[Start]

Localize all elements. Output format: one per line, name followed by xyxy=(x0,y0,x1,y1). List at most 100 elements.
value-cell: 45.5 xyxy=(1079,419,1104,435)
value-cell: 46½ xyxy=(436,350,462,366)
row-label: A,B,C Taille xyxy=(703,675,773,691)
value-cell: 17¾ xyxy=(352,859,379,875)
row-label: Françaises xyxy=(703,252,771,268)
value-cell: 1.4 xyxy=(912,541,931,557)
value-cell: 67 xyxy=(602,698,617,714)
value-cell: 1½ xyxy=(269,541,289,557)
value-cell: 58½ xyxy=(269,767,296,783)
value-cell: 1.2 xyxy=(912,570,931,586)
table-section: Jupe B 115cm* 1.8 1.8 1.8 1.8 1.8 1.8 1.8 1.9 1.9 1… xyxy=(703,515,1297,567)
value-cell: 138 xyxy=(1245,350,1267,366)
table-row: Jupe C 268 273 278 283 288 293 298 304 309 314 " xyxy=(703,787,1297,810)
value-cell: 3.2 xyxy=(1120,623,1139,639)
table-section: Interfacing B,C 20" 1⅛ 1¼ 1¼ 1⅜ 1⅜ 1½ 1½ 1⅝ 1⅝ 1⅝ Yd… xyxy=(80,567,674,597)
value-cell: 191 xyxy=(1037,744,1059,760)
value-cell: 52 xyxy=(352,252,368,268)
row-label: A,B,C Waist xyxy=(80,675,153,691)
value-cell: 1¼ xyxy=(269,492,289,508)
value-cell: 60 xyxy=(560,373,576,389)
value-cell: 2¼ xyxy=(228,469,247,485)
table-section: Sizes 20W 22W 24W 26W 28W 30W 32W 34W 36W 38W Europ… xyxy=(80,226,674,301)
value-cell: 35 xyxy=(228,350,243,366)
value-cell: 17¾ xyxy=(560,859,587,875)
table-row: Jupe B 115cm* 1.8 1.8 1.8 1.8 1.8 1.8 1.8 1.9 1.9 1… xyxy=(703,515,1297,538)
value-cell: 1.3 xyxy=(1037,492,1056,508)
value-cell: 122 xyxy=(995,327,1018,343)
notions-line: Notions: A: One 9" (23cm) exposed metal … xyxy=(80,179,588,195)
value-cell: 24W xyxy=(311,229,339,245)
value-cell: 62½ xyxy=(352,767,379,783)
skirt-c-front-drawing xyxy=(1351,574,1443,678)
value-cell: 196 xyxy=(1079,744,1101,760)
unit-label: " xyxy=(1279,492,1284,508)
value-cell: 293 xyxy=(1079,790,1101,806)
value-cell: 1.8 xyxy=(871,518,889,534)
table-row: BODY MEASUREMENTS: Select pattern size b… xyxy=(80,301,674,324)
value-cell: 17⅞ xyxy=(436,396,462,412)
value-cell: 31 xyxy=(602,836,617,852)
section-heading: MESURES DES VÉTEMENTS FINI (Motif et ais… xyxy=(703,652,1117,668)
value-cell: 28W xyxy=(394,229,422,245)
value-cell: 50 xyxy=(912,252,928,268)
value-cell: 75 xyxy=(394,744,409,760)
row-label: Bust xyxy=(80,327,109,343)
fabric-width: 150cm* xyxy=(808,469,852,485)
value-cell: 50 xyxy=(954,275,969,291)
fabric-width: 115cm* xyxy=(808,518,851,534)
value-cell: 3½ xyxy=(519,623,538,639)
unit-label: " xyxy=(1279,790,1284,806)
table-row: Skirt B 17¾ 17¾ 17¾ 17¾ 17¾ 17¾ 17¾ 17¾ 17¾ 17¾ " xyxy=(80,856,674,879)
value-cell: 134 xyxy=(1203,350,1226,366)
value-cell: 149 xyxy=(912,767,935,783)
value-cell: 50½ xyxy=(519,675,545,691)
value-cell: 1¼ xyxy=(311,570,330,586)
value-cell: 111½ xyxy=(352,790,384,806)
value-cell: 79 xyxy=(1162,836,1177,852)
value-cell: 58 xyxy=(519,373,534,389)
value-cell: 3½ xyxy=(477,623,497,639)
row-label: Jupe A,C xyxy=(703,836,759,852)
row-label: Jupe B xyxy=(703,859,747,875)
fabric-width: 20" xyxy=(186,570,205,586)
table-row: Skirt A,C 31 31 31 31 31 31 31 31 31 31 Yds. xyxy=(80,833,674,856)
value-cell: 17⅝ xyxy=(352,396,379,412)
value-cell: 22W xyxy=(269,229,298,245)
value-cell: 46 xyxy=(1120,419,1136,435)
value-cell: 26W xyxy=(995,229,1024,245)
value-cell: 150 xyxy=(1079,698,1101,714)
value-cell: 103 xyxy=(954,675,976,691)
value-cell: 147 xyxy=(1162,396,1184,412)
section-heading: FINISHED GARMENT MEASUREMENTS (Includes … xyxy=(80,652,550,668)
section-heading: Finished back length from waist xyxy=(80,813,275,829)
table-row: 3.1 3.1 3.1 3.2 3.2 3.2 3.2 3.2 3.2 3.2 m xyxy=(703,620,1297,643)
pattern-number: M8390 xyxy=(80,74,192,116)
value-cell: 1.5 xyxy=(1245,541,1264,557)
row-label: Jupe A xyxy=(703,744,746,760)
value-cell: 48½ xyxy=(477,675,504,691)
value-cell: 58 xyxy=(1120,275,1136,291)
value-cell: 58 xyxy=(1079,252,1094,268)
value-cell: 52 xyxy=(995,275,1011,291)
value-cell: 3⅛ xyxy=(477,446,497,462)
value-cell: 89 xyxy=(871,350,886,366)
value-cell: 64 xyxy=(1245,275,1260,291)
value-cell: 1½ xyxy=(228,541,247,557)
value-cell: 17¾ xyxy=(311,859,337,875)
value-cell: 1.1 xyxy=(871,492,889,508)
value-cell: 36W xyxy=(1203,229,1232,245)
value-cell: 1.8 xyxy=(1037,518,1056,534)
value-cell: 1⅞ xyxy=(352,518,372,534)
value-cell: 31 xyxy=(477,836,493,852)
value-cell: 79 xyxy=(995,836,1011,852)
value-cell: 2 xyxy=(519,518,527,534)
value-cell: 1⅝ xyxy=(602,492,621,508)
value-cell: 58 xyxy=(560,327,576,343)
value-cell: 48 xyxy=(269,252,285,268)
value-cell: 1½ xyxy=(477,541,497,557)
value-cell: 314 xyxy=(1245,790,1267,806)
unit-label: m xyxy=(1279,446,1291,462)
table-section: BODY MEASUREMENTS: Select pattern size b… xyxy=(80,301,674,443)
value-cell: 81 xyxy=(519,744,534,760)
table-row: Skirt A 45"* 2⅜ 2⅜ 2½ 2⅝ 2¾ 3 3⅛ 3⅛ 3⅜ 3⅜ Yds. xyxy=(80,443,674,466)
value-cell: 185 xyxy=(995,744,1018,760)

[End]

▶ Task objective
Render every line of the rows above as a JSON list of strings, one string per line, omitting any blank lines.

▶ Answer to the exercise
[
  "Localize all elements. Output format: one per line, name followed by xyxy=(x0,y0,x1,y1). List at most 100 elements.",
  "value-cell: 45.5 xyxy=(1079,419,1104,435)",
  "value-cell: 46½ xyxy=(436,350,462,366)",
  "row-label: A,B,C Taille xyxy=(703,675,773,691)",
  "value-cell: 17¾ xyxy=(352,859,379,875)",
  "row-label: Françaises xyxy=(703,252,771,268)",
  "value-cell: 1.4 xyxy=(912,541,931,557)",
  "value-cell: 67 xyxy=(602,698,617,714)",
  "value-cell: 1½ xyxy=(269,541,289,557)",
  "value-cell: 58½ xyxy=(269,767,296,783)",
  "value-cell: 1.2 xyxy=(912,570,931,586)",
  "table-section: Jupe B 115cm* 1.8 1.8 1.8 1.8 1.8 1.8 1.8 1.9 1.9 1… xyxy=(703,515,1297,567)",
  "value-cell: 138 xyxy=(1245,350,1267,366)",
  "table-row: Jupe C 268 273 278 283 288 293 298 304 309 314 \" xyxy=(703,787,1297,810)",
  "value-cell: 3.2 xyxy=(1120,623,1139,639)",
  "table-section: Interfacing B,C 20\" 1⅛ 1¼ 1¼ 1⅜ 1⅜ 1½ 1½ 1⅝ 1⅝ 1⅝ Yd… xyxy=(80,567,674,597)",
  "value-cell: 191 xyxy=(1037,744,1059,760)",
  "value-cell: 52 xyxy=(352,252,368,268)",
  "row-label: A,B,C Waist xyxy=(80,675,153,691)",
  "value-cell: 1¼ xyxy=(269,492,289,508)",
  "value-cell: 60 xyxy=(560,373,576,389)",
  "value-cell: 2¼ xyxy=(228,469,247,485)",
  "table-section: Sizes 20W 22W 24W 26W 28W 30W 32W 34W 36W 38W Europ… xyxy=(80,226,674,301)",
  "value-cell: 35 xyxy=(228,350,243,366)",
  "value-cell: 17¾ xyxy=(560,859,587,875)",
  "table-row: Jupe B 115cm* 1.8 1.8 1.8 1.8 1.8 1.8 1.8 1.9 1.9 1… xyxy=(703,515,1297,538)",
  "value-cell: 1.3 xyxy=(1037,492,1056,508)",
  "value-cell: 122 xyxy=(995,327,1018,343)",
  "notions-line: Notions: A: One 9\" (23cm) exposed metal … xyxy=(80,179,588,195)",
  "value-cell: 24W xyxy=(311,229,339,245)",
  "value-cell: 62½ xyxy=(352,767,379,783)",
  "skirt-c-front-drawing xyxy=(1351,574,1443,678)",
  "value-cell: 196 xyxy=(1079,744,1101,760)",
  "unit-label: \" xyxy=(1279,492,1284,508)",
  "value-cell: 293 xyxy=(1079,790,1101,806)",
  "value-cell: 1.8 xyxy=(871,518,889,534)",
  "table-row: BODY MEASUREMENTS: Select pattern size b… xyxy=(80,301,674,324)",
  "value-cell: 17⅞ xyxy=(436,396,462,412)",
  "value-cell: 31 xyxy=(602,836,617,852)",
  "section-heading: MESURES DES VÉTEMENTS FINI (Motif et ais… xyxy=(703,652,1117,668)",
  "value-cell: 28W xyxy=(394,229,422,245)",
  "value-cell: 50 xyxy=(912,252,928,268)",
  "value-cell: 75 xyxy=(394,744,409,760)",
  "row-label: Bust xyxy=(80,327,109,343)",
  "fabric-width: 150cm* xyxy=(808,469,852,485)",
  "value-cell: 50 xyxy=(954,275,969,291)",
  "fabric-width: 115cm* xyxy=(808,518,851,534)",
  "value-cell: 3½ xyxy=(519,623,538,639)",
  "unit-label: \" xyxy=(1279,790,1284,806)",
  "table-row: Skirt B 17¾ 17¾ 17¾ 17¾ 17¾ 17¾ 17¾ 17¾ 17¾ 17¾ \" xyxy=(80,856,674,879)",
  "value-cell: 134 xyxy=(1203,350,1226,366)",
  "value-cell: 149 xyxy=(912,767,935,783)",
  "value-cell: 50½ xyxy=(519,675,545,691)",
  "value-cell: 1¼ xyxy=(311,570,330,586)",
  "value-cell: 111½ xyxy=(352,790,384,806)",
  "value-cell: 79 xyxy=(1162,836,1177,852)",
  "value-cell: 58 xyxy=(519,373,534,389)",
  "value-cell: 3½ xyxy=(477,623,497,639)",
  "row-label: Jupe A,C xyxy=(703,836,759,852)",
  "row-label: Jupe B xyxy=(703,859,747,875)",
  "fabric-width: 20\" xyxy=(186,570,205,586)",
  "table-row: Skirt A,C 31 31 31 31 31 31 31 31 31 31 Yds. xyxy=(80,833,674,856)",
  "value-cell: 17⅝ xyxy=(352,396,379,412)",
  "value-cell: 22W xyxy=(269,229,298,245)",
  "value-cell: 46 xyxy=(1120,419,1136,435)",
  "value-cell: 26W xyxy=(995,229,1024,245)",
  "value-cell: 150 xyxy=(1079,698,1101,714)",
  "value-cell: 103 xyxy=(954,675,976,691)",
  "value-cell: 147 xyxy=(1162,396,1184,412)",
  "section-heading: FINISHED GARMENT MEASUREMENTS (Includes … xyxy=(80,652,550,668)",
  "section-heading: Finished back length from waist xyxy=(80,813,275,829)",
  "table-row: 3.1 3.1 3.1 3.2 3.2 3.2 3.2 3.2 3.2 3.2 m xyxy=(703,620,1297,643)",
  "pattern-number: M8390 xyxy=(80,74,192,116)",
  "value-cell: 1.5 xyxy=(1245,541,1264,557)",
  "row-label: Jupe A xyxy=(703,744,746,760)",
  "value-cell: 48½ xyxy=(477,675,504,691)",
  "value-cell: 58 xyxy=(1120,275,1136,291)",
  "value-cell: 58 xyxy=(1079,252,1094,268)",
  "value-cell: 52 xyxy=(995,275,1011,291)",
  "value-cell: 3⅛ xyxy=(477,446,497,462)",
  "value-cell: 89 xyxy=(871,350,886,366)",
  "value-cell: 64 xyxy=(1245,275,1260,291)",
  "value-cell: 1½ xyxy=(228,541,247,557)",
  "value-cell: 17¾ xyxy=(311,859,337,875)",
  "value-cell: 1.1 xyxy=(871,492,889,508)",
  "value-cell: 36W xyxy=(1203,229,1232,245)",
  "value-cell: 1.8 xyxy=(1037,518,1056,534)",
  "value-cell: 1⅞ xyxy=(352,518,372,534)",
  "value-cell: 31 xyxy=(477,836,493,852)",
  "value-cell: 79 xyxy=(995,836,1011,852)",
  "value-cell: 2 xyxy=(519,518,527,534)",
  "value-cell: 1⅝ xyxy=(602,492,621,508)",
  "value-cell: 58 xyxy=(560,327,576,343)",
  "value-cell: 48 xyxy=(269,252,285,268)",
  "value-cell: 1½ xyxy=(477,541,497,557)",
  "value-cell: 314 xyxy=(1245,790,1267,806)",
  "unit-label: m xyxy=(1279,446,1291,462)",
  "table-section: BODY MEASUREMENTS: Select pattern size b… xyxy=(80,301,674,443)",
  "value-cell: 81 xyxy=(519,744,534,760)",
  "table-row: Skirt A 45\"* 2⅜ 2⅜ 2½ 2⅝ 2¾ 3 3⅛ 3⅛ 3⅜ 3⅜ Yds. xyxy=(80,443,674,466)",
  "value-cell: 185 xyxy=(995,744,1018,760)"
]